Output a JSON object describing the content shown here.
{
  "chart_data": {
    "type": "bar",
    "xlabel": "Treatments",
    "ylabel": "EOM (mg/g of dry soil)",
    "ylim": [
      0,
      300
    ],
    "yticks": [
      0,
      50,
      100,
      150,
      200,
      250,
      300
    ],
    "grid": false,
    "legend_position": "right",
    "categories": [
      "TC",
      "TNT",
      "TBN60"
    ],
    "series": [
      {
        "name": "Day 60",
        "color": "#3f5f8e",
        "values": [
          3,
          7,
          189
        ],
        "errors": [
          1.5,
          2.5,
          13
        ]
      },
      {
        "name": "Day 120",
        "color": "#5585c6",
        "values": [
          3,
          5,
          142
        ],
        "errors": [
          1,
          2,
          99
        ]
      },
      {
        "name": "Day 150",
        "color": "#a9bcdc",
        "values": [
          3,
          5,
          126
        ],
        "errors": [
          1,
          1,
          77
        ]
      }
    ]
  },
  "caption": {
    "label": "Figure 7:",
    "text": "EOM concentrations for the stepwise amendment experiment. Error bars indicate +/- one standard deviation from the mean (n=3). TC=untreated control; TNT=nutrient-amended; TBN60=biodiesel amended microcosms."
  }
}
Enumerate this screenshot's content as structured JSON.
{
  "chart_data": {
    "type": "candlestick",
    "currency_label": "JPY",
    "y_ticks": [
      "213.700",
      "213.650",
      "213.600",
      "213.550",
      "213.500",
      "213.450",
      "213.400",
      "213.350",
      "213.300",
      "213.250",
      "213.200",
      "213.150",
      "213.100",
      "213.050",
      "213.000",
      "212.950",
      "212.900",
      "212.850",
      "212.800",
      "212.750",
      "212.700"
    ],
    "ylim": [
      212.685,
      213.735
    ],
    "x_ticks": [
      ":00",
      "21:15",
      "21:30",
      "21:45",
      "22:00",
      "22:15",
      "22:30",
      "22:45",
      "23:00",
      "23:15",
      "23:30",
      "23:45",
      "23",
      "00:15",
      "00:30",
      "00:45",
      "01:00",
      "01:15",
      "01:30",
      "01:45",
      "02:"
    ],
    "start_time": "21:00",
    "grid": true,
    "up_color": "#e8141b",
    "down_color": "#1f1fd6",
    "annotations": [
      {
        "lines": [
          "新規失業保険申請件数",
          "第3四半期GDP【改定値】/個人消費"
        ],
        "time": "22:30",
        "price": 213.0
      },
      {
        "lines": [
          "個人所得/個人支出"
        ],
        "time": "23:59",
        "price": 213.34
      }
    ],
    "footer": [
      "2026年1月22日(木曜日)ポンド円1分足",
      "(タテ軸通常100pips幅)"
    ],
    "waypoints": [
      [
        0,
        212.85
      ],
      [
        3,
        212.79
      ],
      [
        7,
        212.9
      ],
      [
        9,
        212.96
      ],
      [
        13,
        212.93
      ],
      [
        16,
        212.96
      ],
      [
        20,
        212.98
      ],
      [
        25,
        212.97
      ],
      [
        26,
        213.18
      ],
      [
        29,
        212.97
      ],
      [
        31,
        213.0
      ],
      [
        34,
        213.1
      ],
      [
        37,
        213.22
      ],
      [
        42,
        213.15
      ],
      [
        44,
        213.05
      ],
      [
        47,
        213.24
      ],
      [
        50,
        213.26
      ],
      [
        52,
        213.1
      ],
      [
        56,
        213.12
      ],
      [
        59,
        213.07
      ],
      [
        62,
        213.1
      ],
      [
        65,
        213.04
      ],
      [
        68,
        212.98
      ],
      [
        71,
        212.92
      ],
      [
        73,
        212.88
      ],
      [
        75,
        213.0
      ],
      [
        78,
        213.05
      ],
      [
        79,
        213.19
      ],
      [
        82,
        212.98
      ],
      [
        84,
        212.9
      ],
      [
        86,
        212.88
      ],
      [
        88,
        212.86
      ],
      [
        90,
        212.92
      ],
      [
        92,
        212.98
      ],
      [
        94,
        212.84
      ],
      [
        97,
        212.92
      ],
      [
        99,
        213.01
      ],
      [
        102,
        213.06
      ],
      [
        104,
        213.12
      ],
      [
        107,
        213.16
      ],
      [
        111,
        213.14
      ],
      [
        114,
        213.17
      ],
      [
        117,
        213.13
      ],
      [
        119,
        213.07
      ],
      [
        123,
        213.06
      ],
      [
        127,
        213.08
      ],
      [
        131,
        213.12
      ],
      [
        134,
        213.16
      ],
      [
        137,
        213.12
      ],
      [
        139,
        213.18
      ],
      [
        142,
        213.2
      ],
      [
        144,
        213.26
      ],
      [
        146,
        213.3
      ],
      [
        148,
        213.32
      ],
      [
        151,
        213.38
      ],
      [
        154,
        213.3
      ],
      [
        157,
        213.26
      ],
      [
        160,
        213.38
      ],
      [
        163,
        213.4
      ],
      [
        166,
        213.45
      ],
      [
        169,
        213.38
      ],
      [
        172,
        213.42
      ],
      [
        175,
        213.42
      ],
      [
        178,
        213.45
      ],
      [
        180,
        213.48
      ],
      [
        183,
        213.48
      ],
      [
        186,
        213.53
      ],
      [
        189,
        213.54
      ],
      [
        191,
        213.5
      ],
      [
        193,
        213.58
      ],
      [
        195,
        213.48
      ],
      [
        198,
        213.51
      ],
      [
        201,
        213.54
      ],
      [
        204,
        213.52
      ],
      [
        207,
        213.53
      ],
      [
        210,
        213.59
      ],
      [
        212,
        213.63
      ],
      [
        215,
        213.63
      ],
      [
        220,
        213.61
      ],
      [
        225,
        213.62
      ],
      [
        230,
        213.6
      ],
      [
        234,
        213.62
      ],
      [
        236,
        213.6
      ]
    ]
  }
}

========================================================================

EXERCISE » Provide all the records again, word for word.

ANSWER FOR THE TASK »
Output a JSON object describing the content shown here.
{
  "chart_data": {
    "type": "bar",
    "xlabel": "Treatments",
    "ylabel": "EOM (mg/g of dry soil)",
    "ylim": [
      0,
      300
    ],
    "yticks": [
      0,
      50,
      100,
      150,
      200,
      250,
      300
    ],
    "grid": false,
    "legend_position": "right",
    "categories": [
      "TC",
      "TNT",
      "TBN60"
    ],
    "series": [
      {
        "name": "Day 60",
        "color": "#3f5f8e",
        "values": [
          3,
          7,
          189
        ],
        "errors": [
          1.5,
          2.5,
          13
        ]
      },
      {
        "name": "Day 120",
        "color": "#5585c6",
        "values": [
          3,
          5,
          142
        ],
        "errors": [
          1,
          2,
          99
        ]
      },
      {
        "name": "Day 150",
        "color": "#a9bcdc",
        "values": [
          3,
          5,
          126
        ],
        "errors": [
          1,
          1,
          77
        ]
      }
    ]
  },
  "caption": {
    "label": "Figure 7:",
    "text": "EOM concentrations for the stepwise amendment experiment. Error bars indicate +/- one standard deviation from the mean (n=3). TC=untreated control; TNT=nutrient-amended; TBN60=biodiesel amended microcosms."
  }
}
Enumerate this screenshot's content as structured JSON.
{
  "chart_data": {
    "type": "candlestick",
    "currency_label": "JPY",
    "y_ticks": [
      "213.700",
      "213.650",
      "213.600",
      "213.550",
      "213.500",
      "213.450",
      "213.400",
      "213.350",
      "213.300",
      "213.250",
      "213.200",
      "213.150",
      "213.100",
      "213.050",
      "213.000",
      "212.950",
      "212.900",
      "212.850",
      "212.800",
      "212.750",
      "212.700"
    ],
    "ylim": [
      212.685,
      213.735
    ],
    "x_ticks": [
      ":00",
      "21:15",
      "21:30",
      "21:45",
      "22:00",
      "22:15",
      "22:30",
      "22:45",
      "23:00",
      "23:15",
      "23:30",
      "23:45",
      "23",
      "00:15",
      "00:30",
      "00:45",
      "01:00",
      "01:15",
      "01:30",
      "01:45",
      "02:"
    ],
    "start_time": "21:00",
    "grid": true,
    "up_color": "#e8141b",
    "down_color": "#1f1fd6",
    "annotations": [
      {
        "lines": [
          "新規失業保険申請件数",
          "第3四半期GDP【改定値】/個人消費"
        ],
        "time": "22:30",
        "price": 213.0
      },
      {
        "lines": [
          "個人所得/個人支出"
        ],
        "time": "23:59",
        "price": 213.34
      }
    ],
    "footer": [
      "2026年1月22日(木曜日)ポンド円1分足",
      "(タテ軸通常100pips幅)"
    ],
    "waypoints": [
      [
        0,
        212.85
      ],
      [
        3,
        212.79
      ],
      [
        7,
        212.9
      ],
      [
        9,
        212.96
      ],
      [
        13,
        212.93
      ],
      [
        16,
        212.96
      ],
      [
        20,
        212.98
      ],
      [
        25,
        212.97
      ],
      [
        26,
        213.18
      ],
      [
        29,
        212.97
      ],
      [
        31,
        213.0
      ],
      [
        34,
        213.1
      ],
      [
        37,
        213.22
      ],
      [
        42,
        213.15
      ],
      [
        44,
        213.05
      ],
      [
        47,
        213.24
      ],
      [
        50,
        213.26
      ],
      [
        52,
        213.1
      ],
      [
        56,
        213.12
      ],
      [
        59,
        213.07
      ],
      [
        62,
        213.1
      ],
      [
        65,
        213.04
      ],
      [
        68,
        212.98
      ],
      [
        71,
        212.92
      ],
      [
        73,
        212.88
      ],
      [
        75,
        213.0
      ],
      [
        78,
        213.05
      ],
      [
        79,
        213.19
      ],
      [
        82,
        212.98
      ],
      [
        84,
        212.9
      ],
      [
        86,
        212.88
      ],
      [
        88,
        212.86
      ],
      [
        90,
        212.92
      ],
      [
        92,
        212.98
      ],
      [
        94,
        212.84
      ],
      [
        97,
        212.92
      ],
      [
        99,
        213.01
      ],
      [
        102,
        213.06
      ],
      [
        104,
        213.12
      ],
      [
        107,
        213.16
      ],
      [
        111,
        213.14
      ],
      [
        114,
        213.17
      ],
      [
        117,
        213.13
      ],
      [
        119,
        213.07
      ],
      [
        123,
        213.06
      ],
      [
        127,
        213.08
      ],
      [
        131,
        213.12
      ],
      [
        134,
        213.16
      ],
      [
        137,
        213.12
      ],
      [
        139,
        213.18
      ],
      [
        142,
        213.2
      ],
      [
        144,
        213.26
      ],
      [
        146,
        213.3
      ],
      [
        148,
        213.32
      ],
      [
        151,
        213.38
      ],
      [
        154,
        213.3
      ],
      [
        157,
        213.26
      ],
      [
        160,
        213.38
      ],
      [
        163,
        213.4
      ],
      [
        166,
        213.45
      ],
      [
        169,
        213.38
      ],
      [
        172,
        213.42
      ],
      [
        175,
        213.42
      ],
      [
        178,
        213.45
      ],
      [
        180,
        213.48
      ],
      [
        183,
        213.48
      ],
      [
        186,
        213.53
      ],
      [
        189,
        213.54
      ],
      [
        191,
        213.5
      ],
      [
        193,
        213.58
      ],
      [
        195,
        213.48
      ],
      [
        198,
        213.51
      ],
      [
        201,
        213.54
      ],
      [
        204,
        213.52
      ],
      [
        207,
        213.53
      ],
      [
        210,
        213.59
      ],
      [
        212,
        213.63
      ],
      [
        215,
        213.63
      ],
      [
        220,
        213.61
      ],
      [
        225,
        213.62
      ],
      [
        230,
        213.6
      ],
      [
        234,
        213.62
      ],
      [
        236,
        213.6
      ]
    ]
  }
}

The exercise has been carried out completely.